[Layout element entries]
**********

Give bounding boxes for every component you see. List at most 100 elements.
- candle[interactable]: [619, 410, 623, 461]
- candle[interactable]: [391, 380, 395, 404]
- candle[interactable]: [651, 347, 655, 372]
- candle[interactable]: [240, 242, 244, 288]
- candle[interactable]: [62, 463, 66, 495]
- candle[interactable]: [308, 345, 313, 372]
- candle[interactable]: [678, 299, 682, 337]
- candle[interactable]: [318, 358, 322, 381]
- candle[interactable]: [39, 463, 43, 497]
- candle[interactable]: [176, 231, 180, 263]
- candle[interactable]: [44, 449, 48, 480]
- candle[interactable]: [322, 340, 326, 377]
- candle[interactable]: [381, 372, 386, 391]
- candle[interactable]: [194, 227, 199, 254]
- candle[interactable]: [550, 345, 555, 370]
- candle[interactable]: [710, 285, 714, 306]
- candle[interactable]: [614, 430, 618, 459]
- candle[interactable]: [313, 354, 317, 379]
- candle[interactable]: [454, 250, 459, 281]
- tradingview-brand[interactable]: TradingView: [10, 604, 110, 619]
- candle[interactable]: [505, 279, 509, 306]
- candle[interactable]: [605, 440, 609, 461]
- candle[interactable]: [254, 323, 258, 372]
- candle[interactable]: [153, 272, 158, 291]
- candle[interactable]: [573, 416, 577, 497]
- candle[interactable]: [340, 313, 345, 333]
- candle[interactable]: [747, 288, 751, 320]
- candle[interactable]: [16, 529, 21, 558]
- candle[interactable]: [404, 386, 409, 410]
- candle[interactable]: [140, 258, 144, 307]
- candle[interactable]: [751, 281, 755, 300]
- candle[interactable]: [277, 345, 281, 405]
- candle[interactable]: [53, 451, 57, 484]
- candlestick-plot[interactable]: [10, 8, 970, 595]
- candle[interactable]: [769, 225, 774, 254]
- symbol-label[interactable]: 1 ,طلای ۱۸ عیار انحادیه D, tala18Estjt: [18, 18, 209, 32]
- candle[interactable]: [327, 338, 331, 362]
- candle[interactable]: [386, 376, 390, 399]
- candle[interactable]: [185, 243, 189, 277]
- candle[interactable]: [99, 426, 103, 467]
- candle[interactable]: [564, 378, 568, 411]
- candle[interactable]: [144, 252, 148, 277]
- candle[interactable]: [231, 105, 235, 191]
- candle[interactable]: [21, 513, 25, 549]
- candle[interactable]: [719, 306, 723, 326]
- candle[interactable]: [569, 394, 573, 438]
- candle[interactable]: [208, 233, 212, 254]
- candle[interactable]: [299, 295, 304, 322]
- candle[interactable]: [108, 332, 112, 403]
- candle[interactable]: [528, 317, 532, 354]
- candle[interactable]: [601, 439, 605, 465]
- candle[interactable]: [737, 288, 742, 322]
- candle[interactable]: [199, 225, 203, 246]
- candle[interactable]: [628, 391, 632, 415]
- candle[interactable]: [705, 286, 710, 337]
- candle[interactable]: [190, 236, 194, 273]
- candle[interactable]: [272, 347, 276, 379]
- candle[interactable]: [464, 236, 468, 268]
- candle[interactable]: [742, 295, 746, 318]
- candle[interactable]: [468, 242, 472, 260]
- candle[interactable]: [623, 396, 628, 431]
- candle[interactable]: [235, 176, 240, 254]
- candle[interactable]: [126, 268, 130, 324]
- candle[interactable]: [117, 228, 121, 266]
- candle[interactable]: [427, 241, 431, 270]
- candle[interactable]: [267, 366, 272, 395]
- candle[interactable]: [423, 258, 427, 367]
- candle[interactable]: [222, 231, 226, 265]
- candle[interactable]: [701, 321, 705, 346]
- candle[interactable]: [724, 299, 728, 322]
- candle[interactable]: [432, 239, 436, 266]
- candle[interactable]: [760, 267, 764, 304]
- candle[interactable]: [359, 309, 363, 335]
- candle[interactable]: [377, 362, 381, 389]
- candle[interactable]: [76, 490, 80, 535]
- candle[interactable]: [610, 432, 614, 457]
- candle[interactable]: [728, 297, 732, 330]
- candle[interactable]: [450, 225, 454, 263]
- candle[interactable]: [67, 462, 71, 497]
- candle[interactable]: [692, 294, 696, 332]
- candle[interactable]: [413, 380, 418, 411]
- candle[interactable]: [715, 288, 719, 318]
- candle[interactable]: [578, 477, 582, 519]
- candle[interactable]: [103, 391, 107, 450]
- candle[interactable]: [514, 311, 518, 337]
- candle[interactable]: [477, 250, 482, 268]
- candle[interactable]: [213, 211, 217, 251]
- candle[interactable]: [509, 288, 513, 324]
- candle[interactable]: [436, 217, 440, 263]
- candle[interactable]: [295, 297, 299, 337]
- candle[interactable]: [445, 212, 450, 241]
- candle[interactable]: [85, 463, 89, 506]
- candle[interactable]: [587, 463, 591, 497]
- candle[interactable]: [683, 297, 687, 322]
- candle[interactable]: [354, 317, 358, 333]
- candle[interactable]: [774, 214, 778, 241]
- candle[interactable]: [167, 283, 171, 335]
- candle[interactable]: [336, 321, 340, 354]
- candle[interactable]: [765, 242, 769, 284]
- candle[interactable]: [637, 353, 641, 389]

**********

DO THIS —
Reproduce every line of the listing above without any alteration.

RESULT —
Give bounding boxes for every component you see. List at most 100 elements.
- candle[interactable]: [619, 410, 623, 461]
- candle[interactable]: [391, 380, 395, 404]
- candle[interactable]: [651, 347, 655, 372]
- candle[interactable]: [240, 242, 244, 288]
- candle[interactable]: [62, 463, 66, 495]
- candle[interactable]: [308, 345, 313, 372]
- candle[interactable]: [678, 299, 682, 337]
- candle[interactable]: [318, 358, 322, 381]
- candle[interactable]: [39, 463, 43, 497]
- candle[interactable]: [176, 231, 180, 263]
- candle[interactable]: [44, 449, 48, 480]
- candle[interactable]: [322, 340, 326, 377]
- candle[interactable]: [381, 372, 386, 391]
- candle[interactable]: [194, 227, 199, 254]
- candle[interactable]: [550, 345, 555, 370]
- candle[interactable]: [710, 285, 714, 306]
- candle[interactable]: [614, 430, 618, 459]
- candle[interactable]: [313, 354, 317, 379]
- candle[interactable]: [454, 250, 459, 281]
- tradingview-brand[interactable]: TradingView: [10, 604, 110, 619]
- candle[interactable]: [505, 279, 509, 306]
- candle[interactable]: [605, 440, 609, 461]
- candle[interactable]: [254, 323, 258, 372]
- candle[interactable]: [153, 272, 158, 291]
- candle[interactable]: [573, 416, 577, 497]
- candle[interactable]: [340, 313, 345, 333]
- candle[interactable]: [747, 288, 751, 320]
- candle[interactable]: [16, 529, 21, 558]
- candle[interactable]: [404, 386, 409, 410]
- candle[interactable]: [140, 258, 144, 307]
- candle[interactable]: [751, 281, 755, 300]
- candle[interactable]: [277, 345, 281, 405]
- candle[interactable]: [53, 451, 57, 484]
- candlestick-plot[interactable]: [10, 8, 970, 595]
- candle[interactable]: [769, 225, 774, 254]
- symbol-label[interactable]: 1 ,طلای ۱۸ عیار انحادیه D, tala18Estjt: [18, 18, 209, 32]
- candle[interactable]: [327, 338, 331, 362]
- candle[interactable]: [386, 376, 390, 399]
- candle[interactable]: [185, 243, 189, 277]
- candle[interactable]: [99, 426, 103, 467]
- candle[interactable]: [564, 378, 568, 411]
- candle[interactable]: [144, 252, 148, 277]
- candle[interactable]: [231, 105, 235, 191]
- candle[interactable]: [21, 513, 25, 549]
- candle[interactable]: [719, 306, 723, 326]
- candle[interactable]: [569, 394, 573, 438]
- candle[interactable]: [208, 233, 212, 254]
- candle[interactable]: [299, 295, 304, 322]
- candle[interactable]: [108, 332, 112, 403]
- candle[interactable]: [528, 317, 532, 354]
- candle[interactable]: [601, 439, 605, 465]
- candle[interactable]: [737, 288, 742, 322]
- candle[interactable]: [199, 225, 203, 246]
- candle[interactable]: [628, 391, 632, 415]
- candle[interactable]: [705, 286, 710, 337]
- candle[interactable]: [190, 236, 194, 273]
- candle[interactable]: [272, 347, 276, 379]
- candle[interactable]: [464, 236, 468, 268]
- candle[interactable]: [742, 295, 746, 318]
- candle[interactable]: [468, 242, 472, 260]
- candle[interactable]: [623, 396, 628, 431]
- candle[interactable]: [235, 176, 240, 254]
- candle[interactable]: [126, 268, 130, 324]
- candle[interactable]: [117, 228, 121, 266]
- candle[interactable]: [427, 241, 431, 270]
- candle[interactable]: [267, 366, 272, 395]
- candle[interactable]: [423, 258, 427, 367]
- candle[interactable]: [222, 231, 226, 265]
- candle[interactable]: [701, 321, 705, 346]
- candle[interactable]: [724, 299, 728, 322]
- candle[interactable]: [432, 239, 436, 266]
- candle[interactable]: [760, 267, 764, 304]
- candle[interactable]: [359, 309, 363, 335]
- candle[interactable]: [377, 362, 381, 389]
- candle[interactable]: [76, 490, 80, 535]
- candle[interactable]: [610, 432, 614, 457]
- candle[interactable]: [728, 297, 732, 330]
- candle[interactable]: [450, 225, 454, 263]
- candle[interactable]: [67, 462, 71, 497]
- candle[interactable]: [692, 294, 696, 332]
- candle[interactable]: [413, 380, 418, 411]
- candle[interactable]: [715, 288, 719, 318]
- candle[interactable]: [578, 477, 582, 519]
- candle[interactable]: [103, 391, 107, 450]
- candle[interactable]: [514, 311, 518, 337]
- candle[interactable]: [477, 250, 482, 268]
- candle[interactable]: [213, 211, 217, 251]
- candle[interactable]: [509, 288, 513, 324]
- candle[interactable]: [436, 217, 440, 263]
- candle[interactable]: [295, 297, 299, 337]
- candle[interactable]: [445, 212, 450, 241]
- candle[interactable]: [85, 463, 89, 506]
- candle[interactable]: [587, 463, 591, 497]
- candle[interactable]: [683, 297, 687, 322]
- candle[interactable]: [354, 317, 358, 333]
- candle[interactable]: [774, 214, 778, 241]
- candle[interactable]: [167, 283, 171, 335]
- candle[interactable]: [336, 321, 340, 354]
- candle[interactable]: [765, 242, 769, 284]
- candle[interactable]: [637, 353, 641, 389]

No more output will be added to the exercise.